- [Request]:
Reproduce the listing verbatim.

•••

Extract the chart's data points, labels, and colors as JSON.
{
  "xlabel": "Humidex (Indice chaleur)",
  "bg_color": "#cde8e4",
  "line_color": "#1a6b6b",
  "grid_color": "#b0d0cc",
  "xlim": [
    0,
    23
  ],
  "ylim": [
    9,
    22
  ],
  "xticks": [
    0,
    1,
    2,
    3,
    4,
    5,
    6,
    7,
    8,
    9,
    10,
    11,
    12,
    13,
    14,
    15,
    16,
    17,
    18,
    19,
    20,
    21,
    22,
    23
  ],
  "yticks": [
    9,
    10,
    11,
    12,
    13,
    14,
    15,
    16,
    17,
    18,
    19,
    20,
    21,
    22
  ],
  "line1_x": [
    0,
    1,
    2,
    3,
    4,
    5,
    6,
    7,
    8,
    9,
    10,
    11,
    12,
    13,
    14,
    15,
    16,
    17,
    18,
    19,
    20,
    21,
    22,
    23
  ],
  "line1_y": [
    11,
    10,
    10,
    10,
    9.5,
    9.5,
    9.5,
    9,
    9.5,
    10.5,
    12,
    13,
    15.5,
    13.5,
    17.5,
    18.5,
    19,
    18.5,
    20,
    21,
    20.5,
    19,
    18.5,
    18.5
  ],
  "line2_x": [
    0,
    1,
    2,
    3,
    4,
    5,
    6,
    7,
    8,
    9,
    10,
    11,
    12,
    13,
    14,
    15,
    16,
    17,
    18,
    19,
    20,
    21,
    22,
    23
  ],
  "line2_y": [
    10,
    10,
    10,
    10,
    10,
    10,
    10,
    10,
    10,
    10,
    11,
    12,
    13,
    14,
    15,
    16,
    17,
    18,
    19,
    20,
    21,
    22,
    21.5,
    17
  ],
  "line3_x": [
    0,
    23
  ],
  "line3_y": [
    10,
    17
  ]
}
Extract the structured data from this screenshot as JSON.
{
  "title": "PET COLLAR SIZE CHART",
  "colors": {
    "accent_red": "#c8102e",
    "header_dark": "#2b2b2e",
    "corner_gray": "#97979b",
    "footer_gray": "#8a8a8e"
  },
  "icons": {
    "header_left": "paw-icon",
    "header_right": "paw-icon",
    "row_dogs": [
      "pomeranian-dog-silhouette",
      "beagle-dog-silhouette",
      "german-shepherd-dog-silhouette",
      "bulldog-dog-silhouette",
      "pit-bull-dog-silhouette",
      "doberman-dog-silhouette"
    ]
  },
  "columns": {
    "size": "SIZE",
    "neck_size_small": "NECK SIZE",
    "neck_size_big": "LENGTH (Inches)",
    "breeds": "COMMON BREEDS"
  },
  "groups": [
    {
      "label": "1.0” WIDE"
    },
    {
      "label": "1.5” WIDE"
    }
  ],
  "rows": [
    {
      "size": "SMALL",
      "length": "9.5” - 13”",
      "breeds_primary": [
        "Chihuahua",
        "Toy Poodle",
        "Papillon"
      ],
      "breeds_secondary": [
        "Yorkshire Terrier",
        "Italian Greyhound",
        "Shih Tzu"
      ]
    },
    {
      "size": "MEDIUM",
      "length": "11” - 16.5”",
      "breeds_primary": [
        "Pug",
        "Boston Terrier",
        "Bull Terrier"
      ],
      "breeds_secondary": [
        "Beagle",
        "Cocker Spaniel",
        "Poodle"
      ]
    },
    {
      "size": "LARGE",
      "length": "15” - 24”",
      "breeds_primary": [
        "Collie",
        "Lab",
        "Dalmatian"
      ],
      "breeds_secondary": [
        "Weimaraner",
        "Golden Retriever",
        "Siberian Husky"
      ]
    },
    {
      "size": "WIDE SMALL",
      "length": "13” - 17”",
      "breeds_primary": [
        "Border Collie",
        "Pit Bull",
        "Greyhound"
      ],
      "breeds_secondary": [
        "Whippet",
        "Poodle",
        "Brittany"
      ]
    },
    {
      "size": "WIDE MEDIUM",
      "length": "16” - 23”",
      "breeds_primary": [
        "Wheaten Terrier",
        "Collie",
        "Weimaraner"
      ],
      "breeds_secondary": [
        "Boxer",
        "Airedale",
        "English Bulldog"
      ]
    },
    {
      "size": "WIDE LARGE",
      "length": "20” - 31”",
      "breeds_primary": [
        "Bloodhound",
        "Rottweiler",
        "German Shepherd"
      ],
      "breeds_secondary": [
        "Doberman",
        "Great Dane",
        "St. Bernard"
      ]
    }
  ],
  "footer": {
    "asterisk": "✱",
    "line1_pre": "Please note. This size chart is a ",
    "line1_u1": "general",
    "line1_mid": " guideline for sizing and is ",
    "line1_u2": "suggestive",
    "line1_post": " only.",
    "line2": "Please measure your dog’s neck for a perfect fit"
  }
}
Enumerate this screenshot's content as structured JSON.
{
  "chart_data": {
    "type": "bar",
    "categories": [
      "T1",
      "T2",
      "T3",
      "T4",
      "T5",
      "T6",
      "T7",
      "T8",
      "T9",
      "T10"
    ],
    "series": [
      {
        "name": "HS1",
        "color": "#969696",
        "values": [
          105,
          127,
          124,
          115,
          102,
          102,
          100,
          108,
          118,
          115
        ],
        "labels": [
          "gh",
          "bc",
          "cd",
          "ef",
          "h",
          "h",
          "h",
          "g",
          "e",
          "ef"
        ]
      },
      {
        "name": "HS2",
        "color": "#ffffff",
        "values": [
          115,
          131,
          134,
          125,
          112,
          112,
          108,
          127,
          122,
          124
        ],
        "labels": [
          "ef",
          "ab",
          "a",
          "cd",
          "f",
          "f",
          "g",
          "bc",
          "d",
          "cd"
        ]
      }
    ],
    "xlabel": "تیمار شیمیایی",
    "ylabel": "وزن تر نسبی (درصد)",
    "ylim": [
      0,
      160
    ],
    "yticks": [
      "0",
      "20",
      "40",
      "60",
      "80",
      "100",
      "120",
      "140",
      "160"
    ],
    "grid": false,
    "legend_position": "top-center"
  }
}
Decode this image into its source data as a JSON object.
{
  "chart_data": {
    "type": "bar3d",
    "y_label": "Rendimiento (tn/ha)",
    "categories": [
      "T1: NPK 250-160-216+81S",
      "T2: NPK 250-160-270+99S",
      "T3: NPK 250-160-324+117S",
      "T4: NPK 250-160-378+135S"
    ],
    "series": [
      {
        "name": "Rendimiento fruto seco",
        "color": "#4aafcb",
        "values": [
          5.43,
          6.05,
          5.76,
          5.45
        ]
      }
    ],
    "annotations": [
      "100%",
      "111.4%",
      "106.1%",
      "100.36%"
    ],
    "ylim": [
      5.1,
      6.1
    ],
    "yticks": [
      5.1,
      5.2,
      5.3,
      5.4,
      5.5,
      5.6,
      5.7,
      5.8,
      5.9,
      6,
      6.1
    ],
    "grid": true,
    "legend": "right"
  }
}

•••

- [Correct output]:
Extract the chart's data points, labels, and colors as JSON.
{
  "xlabel": "Humidex (Indice chaleur)",
  "bg_color": "#cde8e4",
  "line_color": "#1a6b6b",
  "grid_color": "#b0d0cc",
  "xlim": [
    0,
    23
  ],
  "ylim": [
    9,
    22
  ],
  "xticks": [
    0,
    1,
    2,
    3,
    4,
    5,
    6,
    7,
    8,
    9,
    10,
    11,
    12,
    13,
    14,
    15,
    16,
    17,
    18,
    19,
    20,
    21,
    22,
    23
  ],
  "yticks": [
    9,
    10,
    11,
    12,
    13,
    14,
    15,
    16,
    17,
    18,
    19,
    20,
    21,
    22
  ],
  "line1_x": [
    0,
    1,
    2,
    3,
    4,
    5,
    6,
    7,
    8,
    9,
    10,
    11,
    12,
    13,
    14,
    15,
    16,
    17,
    18,
    19,
    20,
    21,
    22,
    23
  ],
  "line1_y": [
    11,
    10,
    10,
    10,
    9.5,
    9.5,
    9.5,
    9,
    9.5,
    10.5,
    12,
    13,
    15.5,
    13.5,
    17.5,
    18.5,
    19,
    18.5,
    20,
    21,
    20.5,
    19,
    18.5,
    18.5
  ],
  "line2_x": [
    0,
    1,
    2,
    3,
    4,
    5,
    6,
    7,
    8,
    9,
    10,
    11,
    12,
    13,
    14,
    15,
    16,
    17,
    18,
    19,
    20,
    21,
    22,
    23
  ],
  "line2_y": [
    10,
    10,
    10,
    10,
    10,
    10,
    10,
    10,
    10,
    10,
    11,
    12,
    13,
    14,
    15,
    16,
    17,
    18,
    19,
    20,
    21,
    22,
    21.5,
    17
  ],
  "line3_x": [
    0,
    23
  ],
  "line3_y": [
    10,
    17
  ]
}
Extract the structured data from this screenshot as JSON.
{
  "title": "PET COLLAR SIZE CHART",
  "colors": {
    "accent_red": "#c8102e",
    "header_dark": "#2b2b2e",
    "corner_gray": "#97979b",
    "footer_gray": "#8a8a8e"
  },
  "icons": {
    "header_left": "paw-icon",
    "header_right": "paw-icon",
    "row_dogs": [
      "pomeranian-dog-silhouette",
      "beagle-dog-silhouette",
      "german-shepherd-dog-silhouette",
      "bulldog-dog-silhouette",
      "pit-bull-dog-silhouette",
      "doberman-dog-silhouette"
    ]
  },
  "columns": {
    "size": "SIZE",
    "neck_size_small": "NECK SIZE",
    "neck_size_big": "LENGTH (Inches)",
    "breeds": "COMMON BREEDS"
  },
  "groups": [
    {
      "label": "1.0” WIDE"
    },
    {
      "label": "1.5” WIDE"
    }
  ],
  "rows": [
    {
      "size": "SMALL",
      "length": "9.5” - 13”",
      "breeds_primary": [
        "Chihuahua",
        "Toy Poodle",
        "Papillon"
      ],
      "breeds_secondary": [
        "Yorkshire Terrier",
        "Italian Greyhound",
        "Shih Tzu"
      ]
    },
    {
      "size": "MEDIUM",
      "length": "11” - 16.5”",
      "breeds_primary": [
        "Pug",
        "Boston Terrier",
        "Bull Terrier"
      ],
      "breeds_secondary": [
        "Beagle",
        "Cocker Spaniel",
        "Poodle"
      ]
    },
    {
      "size": "LARGE",
      "length": "15” - 24”",
      "breeds_primary": [
        "Collie",
        "Lab",
        "Dalmatian"
      ],
      "breeds_secondary": [
        "Weimaraner",
        "Golden Retriever",
        "Siberian Husky"
      ]
    },
    {
      "size": "WIDE SMALL",
      "length": "13” - 17”",
      "breeds_primary": [
        "Border Collie",
        "Pit Bull",
        "Greyhound"
      ],
      "breeds_secondary": [
        "Whippet",
        "Poodle",
        "Brittany"
      ]
    },
    {
      "size": "WIDE MEDIUM",
      "length": "16” - 23”",
      "breeds_primary": [
        "Wheaten Terrier",
        "Collie",
        "Weimaraner"
      ],
      "breeds_secondary": [
        "Boxer",
        "Airedale",
        "English Bulldog"
      ]
    },
    {
      "size": "WIDE LARGE",
      "length": "20” - 31”",
      "breeds_primary": [
        "Bloodhound",
        "Rottweiler",
        "German Shepherd"
      ],
      "breeds_secondary": [
        "Doberman",
        "Great Dane",
        "St. Bernard"
      ]
    }
  ],
  "footer": {
    "asterisk": "✱",
    "line1_pre": "Please note. This size chart is a ",
    "line1_u1": "general",
    "line1_mid": " guideline for sizing and is ",
    "line1_u2": "suggestive",
    "line1_post": " only.",
    "line2": "Please measure your dog’s neck for a perfect fit"
  }
}
Enumerate this screenshot's content as structured JSON.
{
  "chart_data": {
    "type": "bar",
    "categories": [
      "T1",
      "T2",
      "T3",
      "T4",
      "T5",
      "T6",
      "T7",
      "T8",
      "T9",
      "T10"
    ],
    "series": [
      {
        "name": "HS1",
        "color": "#969696",
        "values": [
          105,
          127,
          124,
          115,
          102,
          102,
          100,
          108,
          118,
          115
        ],
        "labels": [
          "gh",
          "bc",
          "cd",
          "ef",
          "h",
          "h",
          "h",
          "g",
          "e",
          "ef"
        ]
      },
      {
        "name": "HS2",
        "color": "#ffffff",
        "values": [
          115,
          131,
          134,
          125,
          112,
          112,
          108,
          127,
          122,
          124
        ],
        "labels": [
          "ef",
          "ab",
          "a",
          "cd",
          "f",
          "f",
          "g",
          "bc",
          "d",
          "cd"
        ]
      }
    ],
    "xlabel": "تیمار شیمیایی",
    "ylabel": "وزن تر نسبی (درصد)",
    "ylim": [
      0,
      160
    ],
    "yticks": [
      "0",
      "20",
      "40",
      "60",
      "80",
      "100",
      "120",
      "140",
      "160"
    ],
    "grid": false,
    "legend_position": "top-center"
  }
}
Decode this image into its source data as a JSON object.
{
  "chart_data": {
    "type": "bar3d",
    "y_label": "Rendimiento (tn/ha)",
    "categories": [
      "T1: NPK 250-160-216+81S",
      "T2: NPK 250-160-270+99S",
      "T3: NPK 250-160-324+117S",
      "T4: NPK 250-160-378+135S"
    ],
    "series": [
      {
        "name": "Rendimiento fruto seco",
        "color": "#4aafcb",
        "values": [
          5.43,
          6.05,
          5.76,
          5.45
        ]
      }
    ],
    "annotations": [
      "100%",
      "111.4%",
      "106.1%",
      "100.36%"
    ],
    "ylim": [
      5.1,
      6.1
    ],
    "yticks": [
      5.1,
      5.2,
      5.3,
      5.4,
      5.5,
      5.6,
      5.7,
      5.8,
      5.9,
      6,
      6.1
    ],
    "grid": true,
    "legend": "right"
  }
}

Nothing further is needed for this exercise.